* _EXERCISE REQUIREMENTS_:
1. Reproduce word for word the part of the extradition article that runs from "Let’s assume that" up to and including "on the case.".
2. Turn the paragraph of the extradition article that opens with "American citizen Amanda Knox is charged" into a short bulleted list that keeps its main facts.

Extradition Hypocricy: cia, Afghanistan, Venezuela And Italy
26 March 2015
By Jacob G. Hornberger
A murder case in Italy stands to expose the U.S. government’s hypocritical
stand on extradition, the legal process by which one country forcibly turns
over a person within its jurisdiction to another country to stand trial for a
criminal offense committed in the latter country.
Let’s assume that John Doe, a citizen of Country A, is accused of murdering a
person in Country B when he was traveling there. If there is no extradition
treaty between the two nations, Country A has no legal obligation to turn Doe
over to Country B. Country A can ask for an extradition, notwithstanding the
fact that there is no extradition treaty between the two countries, and
Country B can grant the request if it wants but it isn’t legally required to
American citizen Amanda Knox is charged with murder in Italy. She was
convicted of murder in Italy in 2009 but freed in 2011 when her conviction
was overturned by an appellate court. While the state appealed the appellate
court’s ruling, Knox was permitted to return to the United States, subject to
the final ruling of the Italian courts. Yesterday, Italy’s highest court
decided to rule on the case.
If the Italy’s highest court rules against Knox, she almost certainly will
not return voluntarily. Since there is an extradition treaty between the
United States and Italy, Italian authorities will almost certainly seek her
extradition. According to an article on Foxnews.com, “U.S. State Department
officials say they are monitoring the case.”

Data items:
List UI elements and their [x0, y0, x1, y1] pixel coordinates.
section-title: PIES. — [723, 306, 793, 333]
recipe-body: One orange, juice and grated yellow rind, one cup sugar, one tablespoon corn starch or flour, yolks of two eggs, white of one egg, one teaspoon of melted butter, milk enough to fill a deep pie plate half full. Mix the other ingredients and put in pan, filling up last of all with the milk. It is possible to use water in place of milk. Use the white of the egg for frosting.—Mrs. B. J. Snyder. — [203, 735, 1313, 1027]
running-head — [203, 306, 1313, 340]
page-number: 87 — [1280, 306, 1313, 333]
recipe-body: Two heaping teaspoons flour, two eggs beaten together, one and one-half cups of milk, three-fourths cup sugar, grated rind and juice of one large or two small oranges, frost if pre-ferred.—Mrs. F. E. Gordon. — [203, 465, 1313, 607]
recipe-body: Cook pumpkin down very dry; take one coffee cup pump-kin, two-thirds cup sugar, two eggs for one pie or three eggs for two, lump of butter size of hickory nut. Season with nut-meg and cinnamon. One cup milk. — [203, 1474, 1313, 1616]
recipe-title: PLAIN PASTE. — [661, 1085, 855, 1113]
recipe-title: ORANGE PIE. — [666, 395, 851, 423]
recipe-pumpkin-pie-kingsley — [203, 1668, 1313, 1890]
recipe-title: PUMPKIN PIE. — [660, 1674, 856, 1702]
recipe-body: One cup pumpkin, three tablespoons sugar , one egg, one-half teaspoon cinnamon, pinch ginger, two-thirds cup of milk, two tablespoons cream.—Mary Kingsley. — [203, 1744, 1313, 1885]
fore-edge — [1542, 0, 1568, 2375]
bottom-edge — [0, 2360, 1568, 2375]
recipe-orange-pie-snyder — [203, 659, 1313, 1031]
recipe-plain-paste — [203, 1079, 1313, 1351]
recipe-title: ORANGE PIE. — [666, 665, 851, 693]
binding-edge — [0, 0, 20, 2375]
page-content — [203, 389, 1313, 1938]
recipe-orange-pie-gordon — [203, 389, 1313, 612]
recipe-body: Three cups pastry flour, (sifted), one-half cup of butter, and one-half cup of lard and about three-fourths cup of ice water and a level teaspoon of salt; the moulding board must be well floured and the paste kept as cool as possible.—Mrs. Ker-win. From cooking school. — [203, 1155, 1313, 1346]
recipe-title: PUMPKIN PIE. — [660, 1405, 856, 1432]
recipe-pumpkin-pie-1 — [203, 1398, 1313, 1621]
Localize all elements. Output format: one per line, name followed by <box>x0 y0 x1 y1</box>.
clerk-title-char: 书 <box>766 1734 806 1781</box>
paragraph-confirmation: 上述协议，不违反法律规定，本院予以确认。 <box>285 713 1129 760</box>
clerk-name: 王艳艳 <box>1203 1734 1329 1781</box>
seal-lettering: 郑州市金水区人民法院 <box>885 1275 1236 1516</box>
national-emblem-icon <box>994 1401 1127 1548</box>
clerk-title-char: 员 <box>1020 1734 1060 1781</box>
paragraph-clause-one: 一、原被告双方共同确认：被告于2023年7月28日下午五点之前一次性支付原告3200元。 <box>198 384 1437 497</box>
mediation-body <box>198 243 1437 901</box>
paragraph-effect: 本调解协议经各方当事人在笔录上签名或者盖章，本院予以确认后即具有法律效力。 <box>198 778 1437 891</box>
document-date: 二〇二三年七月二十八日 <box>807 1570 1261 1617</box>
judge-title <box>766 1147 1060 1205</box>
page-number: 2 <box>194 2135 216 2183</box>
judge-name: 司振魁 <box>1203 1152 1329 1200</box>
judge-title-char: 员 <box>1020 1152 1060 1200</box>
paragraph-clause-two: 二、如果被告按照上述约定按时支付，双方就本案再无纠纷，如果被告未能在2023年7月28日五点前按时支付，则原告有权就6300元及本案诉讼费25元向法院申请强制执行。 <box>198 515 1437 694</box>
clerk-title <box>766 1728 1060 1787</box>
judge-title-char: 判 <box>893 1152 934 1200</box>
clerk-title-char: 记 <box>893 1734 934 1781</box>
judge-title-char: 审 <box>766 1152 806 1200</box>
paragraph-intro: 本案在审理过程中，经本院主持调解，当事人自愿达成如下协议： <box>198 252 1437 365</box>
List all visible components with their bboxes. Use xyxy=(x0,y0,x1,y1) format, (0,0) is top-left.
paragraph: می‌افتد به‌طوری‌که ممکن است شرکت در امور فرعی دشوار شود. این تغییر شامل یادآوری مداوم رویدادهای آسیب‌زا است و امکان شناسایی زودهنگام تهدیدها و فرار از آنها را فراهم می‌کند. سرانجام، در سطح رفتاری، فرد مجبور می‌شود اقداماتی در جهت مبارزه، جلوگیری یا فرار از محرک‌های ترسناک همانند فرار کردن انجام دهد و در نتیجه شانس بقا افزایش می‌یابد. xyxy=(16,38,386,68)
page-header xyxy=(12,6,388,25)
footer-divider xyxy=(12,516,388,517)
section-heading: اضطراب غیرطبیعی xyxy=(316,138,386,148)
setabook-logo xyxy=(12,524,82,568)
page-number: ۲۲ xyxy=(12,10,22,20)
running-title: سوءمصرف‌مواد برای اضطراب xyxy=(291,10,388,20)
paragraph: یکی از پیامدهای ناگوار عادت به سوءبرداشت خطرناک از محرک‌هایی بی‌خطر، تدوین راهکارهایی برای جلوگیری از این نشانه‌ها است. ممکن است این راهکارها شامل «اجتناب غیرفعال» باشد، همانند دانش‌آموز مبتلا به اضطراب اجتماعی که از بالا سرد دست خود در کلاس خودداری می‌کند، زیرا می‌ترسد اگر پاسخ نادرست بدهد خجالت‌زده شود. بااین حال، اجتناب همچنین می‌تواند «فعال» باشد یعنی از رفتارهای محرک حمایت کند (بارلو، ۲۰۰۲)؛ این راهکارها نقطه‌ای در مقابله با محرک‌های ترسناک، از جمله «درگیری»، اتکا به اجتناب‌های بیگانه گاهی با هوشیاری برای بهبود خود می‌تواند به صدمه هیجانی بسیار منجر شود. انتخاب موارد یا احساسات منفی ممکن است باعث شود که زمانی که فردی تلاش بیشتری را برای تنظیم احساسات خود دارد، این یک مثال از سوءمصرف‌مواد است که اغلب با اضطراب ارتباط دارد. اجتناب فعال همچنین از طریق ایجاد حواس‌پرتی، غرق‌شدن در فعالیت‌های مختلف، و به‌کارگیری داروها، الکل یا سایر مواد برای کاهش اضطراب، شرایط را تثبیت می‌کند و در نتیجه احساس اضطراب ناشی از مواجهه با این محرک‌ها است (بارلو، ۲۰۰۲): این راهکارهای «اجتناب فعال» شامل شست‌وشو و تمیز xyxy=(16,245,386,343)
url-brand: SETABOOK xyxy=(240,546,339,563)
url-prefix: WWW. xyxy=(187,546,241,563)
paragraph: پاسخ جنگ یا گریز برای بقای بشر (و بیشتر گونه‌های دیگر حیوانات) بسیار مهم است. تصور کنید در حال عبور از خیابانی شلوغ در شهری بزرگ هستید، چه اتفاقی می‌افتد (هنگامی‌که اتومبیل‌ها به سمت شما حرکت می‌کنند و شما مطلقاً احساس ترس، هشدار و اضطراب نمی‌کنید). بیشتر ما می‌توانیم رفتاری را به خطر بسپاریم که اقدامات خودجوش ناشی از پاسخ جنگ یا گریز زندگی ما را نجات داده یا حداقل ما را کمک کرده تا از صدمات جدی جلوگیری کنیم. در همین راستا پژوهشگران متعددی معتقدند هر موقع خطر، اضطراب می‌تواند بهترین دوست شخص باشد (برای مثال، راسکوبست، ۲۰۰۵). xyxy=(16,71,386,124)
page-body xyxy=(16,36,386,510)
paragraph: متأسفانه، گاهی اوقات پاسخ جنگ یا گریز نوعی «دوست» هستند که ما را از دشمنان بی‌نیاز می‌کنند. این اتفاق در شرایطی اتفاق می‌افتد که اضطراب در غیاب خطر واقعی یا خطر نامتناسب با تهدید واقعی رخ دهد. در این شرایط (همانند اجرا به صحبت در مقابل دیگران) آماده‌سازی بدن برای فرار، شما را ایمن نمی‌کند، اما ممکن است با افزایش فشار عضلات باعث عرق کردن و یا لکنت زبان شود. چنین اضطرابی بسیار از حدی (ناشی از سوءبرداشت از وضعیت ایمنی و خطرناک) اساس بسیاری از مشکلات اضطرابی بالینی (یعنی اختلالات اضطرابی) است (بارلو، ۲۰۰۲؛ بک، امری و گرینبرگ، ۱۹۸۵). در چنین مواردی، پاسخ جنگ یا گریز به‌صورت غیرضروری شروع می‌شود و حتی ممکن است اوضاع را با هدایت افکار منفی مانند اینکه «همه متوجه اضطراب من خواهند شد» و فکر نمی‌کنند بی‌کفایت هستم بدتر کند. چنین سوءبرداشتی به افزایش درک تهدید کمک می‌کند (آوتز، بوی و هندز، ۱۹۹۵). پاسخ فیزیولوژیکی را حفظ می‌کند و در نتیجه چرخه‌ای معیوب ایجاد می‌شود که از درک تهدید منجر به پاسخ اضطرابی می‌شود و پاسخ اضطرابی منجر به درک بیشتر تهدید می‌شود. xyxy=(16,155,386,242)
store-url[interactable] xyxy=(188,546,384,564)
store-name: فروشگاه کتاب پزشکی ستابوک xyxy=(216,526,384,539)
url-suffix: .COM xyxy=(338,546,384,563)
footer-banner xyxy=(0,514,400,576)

* _TASK-BY-TASK OUTPUTS_:
1.
Let’s assume that John Doe, a citizen of Country A, is accused of murdering a
person in Country B when he was traveling there. If there is no extradition
treaty between the two nations, Country A has no legal obligation to turn Doe
over to Country B. Country A can ask for an extradition, notwithstanding the
fact that there is no extradition treaty between the two countries, and
Country B can grant the request if it wants but it isn’t legally required to
American citizen Amanda Knox is charged with murder in Italy. She was
convicted of murder in Italy in 2009 but freed in 2011 when her conviction
was overturned by an appellate court. While the state appealed the appellate
court’s ruling, Knox was permitted to return to the United States, subject to
the final ruling of the Italian courts. Yesterday, Italy’s highest court
decided to rule on the case.

2.
- American citizen Amanda Knox is charged with murder in Italy.
- She was convicted there in 2009 and freed in 2011, when an appellate court overturned the conviction.
- While the state appealed that ruling, she was allowed to return to the United States, subject to the Italian courts' final ruling.
- Italy's highest court decided yesterday to rule on the case.